* [Figure collection entries]:
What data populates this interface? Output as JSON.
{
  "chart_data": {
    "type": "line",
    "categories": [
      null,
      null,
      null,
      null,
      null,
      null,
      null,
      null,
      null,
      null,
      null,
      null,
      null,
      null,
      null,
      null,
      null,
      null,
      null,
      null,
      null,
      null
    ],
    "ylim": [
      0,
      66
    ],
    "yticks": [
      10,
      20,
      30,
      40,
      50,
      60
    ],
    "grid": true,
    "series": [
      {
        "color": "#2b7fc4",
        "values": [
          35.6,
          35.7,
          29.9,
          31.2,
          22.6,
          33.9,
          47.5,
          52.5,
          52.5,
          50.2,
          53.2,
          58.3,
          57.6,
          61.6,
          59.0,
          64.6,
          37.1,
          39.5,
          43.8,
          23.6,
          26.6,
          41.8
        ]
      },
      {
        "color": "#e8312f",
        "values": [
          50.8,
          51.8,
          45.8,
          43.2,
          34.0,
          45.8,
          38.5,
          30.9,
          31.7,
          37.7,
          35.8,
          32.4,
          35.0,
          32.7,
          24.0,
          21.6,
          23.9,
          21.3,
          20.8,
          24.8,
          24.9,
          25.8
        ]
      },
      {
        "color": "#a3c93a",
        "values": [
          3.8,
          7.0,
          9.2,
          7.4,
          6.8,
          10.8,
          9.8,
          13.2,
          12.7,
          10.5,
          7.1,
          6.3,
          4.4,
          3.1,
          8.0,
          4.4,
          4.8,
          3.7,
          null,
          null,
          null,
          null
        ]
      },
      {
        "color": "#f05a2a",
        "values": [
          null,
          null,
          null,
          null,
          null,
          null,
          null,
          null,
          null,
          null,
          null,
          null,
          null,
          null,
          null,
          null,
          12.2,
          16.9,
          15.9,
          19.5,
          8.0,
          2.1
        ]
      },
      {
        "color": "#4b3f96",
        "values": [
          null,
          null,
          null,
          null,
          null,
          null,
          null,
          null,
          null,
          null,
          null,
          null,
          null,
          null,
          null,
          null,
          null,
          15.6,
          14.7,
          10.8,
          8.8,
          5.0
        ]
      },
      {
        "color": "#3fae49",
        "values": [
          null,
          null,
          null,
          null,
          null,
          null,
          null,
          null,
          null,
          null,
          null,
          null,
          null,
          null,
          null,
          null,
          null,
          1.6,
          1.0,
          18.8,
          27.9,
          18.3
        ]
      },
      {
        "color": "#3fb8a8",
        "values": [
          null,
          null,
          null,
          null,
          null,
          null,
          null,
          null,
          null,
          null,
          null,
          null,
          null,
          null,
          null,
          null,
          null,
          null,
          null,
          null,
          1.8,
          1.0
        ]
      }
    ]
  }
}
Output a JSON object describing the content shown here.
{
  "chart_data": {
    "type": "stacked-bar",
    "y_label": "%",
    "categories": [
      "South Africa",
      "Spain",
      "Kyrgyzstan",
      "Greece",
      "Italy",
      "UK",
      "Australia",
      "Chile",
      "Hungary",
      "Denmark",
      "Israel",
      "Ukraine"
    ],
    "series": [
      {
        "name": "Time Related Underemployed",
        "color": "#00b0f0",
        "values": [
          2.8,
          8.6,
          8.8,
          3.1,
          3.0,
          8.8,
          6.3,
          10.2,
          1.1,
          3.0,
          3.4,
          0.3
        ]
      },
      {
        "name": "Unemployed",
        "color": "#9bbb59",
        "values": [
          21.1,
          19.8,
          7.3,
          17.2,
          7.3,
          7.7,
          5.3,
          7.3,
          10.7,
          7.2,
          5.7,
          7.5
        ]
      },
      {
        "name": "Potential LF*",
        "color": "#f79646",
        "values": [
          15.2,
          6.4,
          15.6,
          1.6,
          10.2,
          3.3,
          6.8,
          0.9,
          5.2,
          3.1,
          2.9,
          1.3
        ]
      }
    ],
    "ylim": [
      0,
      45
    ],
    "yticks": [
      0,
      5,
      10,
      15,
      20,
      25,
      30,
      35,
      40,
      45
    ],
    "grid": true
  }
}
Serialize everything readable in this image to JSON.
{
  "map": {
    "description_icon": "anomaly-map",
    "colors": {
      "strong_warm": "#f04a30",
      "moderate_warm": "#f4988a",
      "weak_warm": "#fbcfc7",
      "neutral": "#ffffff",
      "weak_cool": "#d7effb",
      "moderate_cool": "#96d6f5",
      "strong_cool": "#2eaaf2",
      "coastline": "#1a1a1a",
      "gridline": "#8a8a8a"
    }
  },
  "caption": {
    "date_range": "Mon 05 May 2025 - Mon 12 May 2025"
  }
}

* [Instruction]:
Give the entries again in full, exactly as they are written.

* [Task solution]:
What data populates this interface? Output as JSON.
{
  "chart_data": {
    "type": "line",
    "categories": [
      null,
      null,
      null,
      null,
      null,
      null,
      null,
      null,
      null,
      null,
      null,
      null,
      null,
      null,
      null,
      null,
      null,
      null,
      null,
      null,
      null,
      null
    ],
    "ylim": [
      0,
      66
    ],
    "yticks": [
      10,
      20,
      30,
      40,
      50,
      60
    ],
    "grid": true,
    "series": [
      {
        "color": "#2b7fc4",
        "values": [
          35.6,
          35.7,
          29.9,
          31.2,
          22.6,
          33.9,
          47.5,
          52.5,
          52.5,
          50.2,
          53.2,
          58.3,
          57.6,
          61.6,
          59.0,
          64.6,
          37.1,
          39.5,
          43.8,
          23.6,
          26.6,
          41.8
        ]
      },
      {
        "color": "#e8312f",
        "values": [
          50.8,
          51.8,
          45.8,
          43.2,
          34.0,
          45.8,
          38.5,
          30.9,
          31.7,
          37.7,
          35.8,
          32.4,
          35.0,
          32.7,
          24.0,
          21.6,
          23.9,
          21.3,
          20.8,
          24.8,
          24.9,
          25.8
        ]
      },
      {
        "color": "#a3c93a",
        "values": [
          3.8,
          7.0,
          9.2,
          7.4,
          6.8,
          10.8,
          9.8,
          13.2,
          12.7,
          10.5,
          7.1,
          6.3,
          4.4,
          3.1,
          8.0,
          4.4,
          4.8,
          3.7,
          null,
          null,
          null,
          null
        ]
      },
      {
        "color": "#f05a2a",
        "values": [
          null,
          null,
          null,
          null,
          null,
          null,
          null,
          null,
          null,
          null,
          null,
          null,
          null,
          null,
          null,
          null,
          12.2,
          16.9,
          15.9,
          19.5,
          8.0,
          2.1
        ]
      },
      {
        "color": "#4b3f96",
        "values": [
          null,
          null,
          null,
          null,
          null,
          null,
          null,
          null,
          null,
          null,
          null,
          null,
          null,
          null,
          null,
          null,
          null,
          15.6,
          14.7,
          10.8,
          8.8,
          5.0
        ]
      },
      {
        "color": "#3fae49",
        "values": [
          null,
          null,
          null,
          null,
          null,
          null,
          null,
          null,
          null,
          null,
          null,
          null,
          null,
          null,
          null,
          null,
          null,
          1.6,
          1.0,
          18.8,
          27.9,
          18.3
        ]
      },
      {
        "color": "#3fb8a8",
        "values": [
          null,
          null,
          null,
          null,
          null,
          null,
          null,
          null,
          null,
          null,
          null,
          null,
          null,
          null,
          null,
          null,
          null,
          null,
          null,
          null,
          1.8,
          1.0
        ]
      }
    ]
  }
}
Output a JSON object describing the content shown here.
{
  "chart_data": {
    "type": "stacked-bar",
    "y_label": "%",
    "categories": [
      "South Africa",
      "Spain",
      "Kyrgyzstan",
      "Greece",
      "Italy",
      "UK",
      "Australia",
      "Chile",
      "Hungary",
      "Denmark",
      "Israel",
      "Ukraine"
    ],
    "series": [
      {
        "name": "Time Related Underemployed",
        "color": "#00b0f0",
        "values": [
          2.8,
          8.6,
          8.8,
          3.1,
          3.0,
          8.8,
          6.3,
          10.2,
          1.1,
          3.0,
          3.4,
          0.3
        ]
      },
      {
        "name": "Unemployed",
        "color": "#9bbb59",
        "values": [
          21.1,
          19.8,
          7.3,
          17.2,
          7.3,
          7.7,
          5.3,
          7.3,
          10.7,
          7.2,
          5.7,
          7.5
        ]
      },
      {
        "name": "Potential LF*",
        "color": "#f79646",
        "values": [
          15.2,
          6.4,
          15.6,
          1.6,
          10.2,
          3.3,
          6.8,
          0.9,
          5.2,
          3.1,
          2.9,
          1.3
        ]
      }
    ],
    "ylim": [
      0,
      45
    ],
    "yticks": [
      0,
      5,
      10,
      15,
      20,
      25,
      30,
      35,
      40,
      45
    ],
    "grid": true
  }
}
Serialize everything readable in this image to JSON.
{
  "map": {
    "description_icon": "anomaly-map",
    "colors": {
      "strong_warm": "#f04a30",
      "moderate_warm": "#f4988a",
      "weak_warm": "#fbcfc7",
      "neutral": "#ffffff",
      "weak_cool": "#d7effb",
      "moderate_cool": "#96d6f5",
      "strong_cool": "#2eaaf2",
      "coastline": "#1a1a1a",
      "gridline": "#8a8a8a"
    }
  },
  "caption": {
    "date_range": "Mon 05 May 2025 - Mon 12 May 2025"
  }
}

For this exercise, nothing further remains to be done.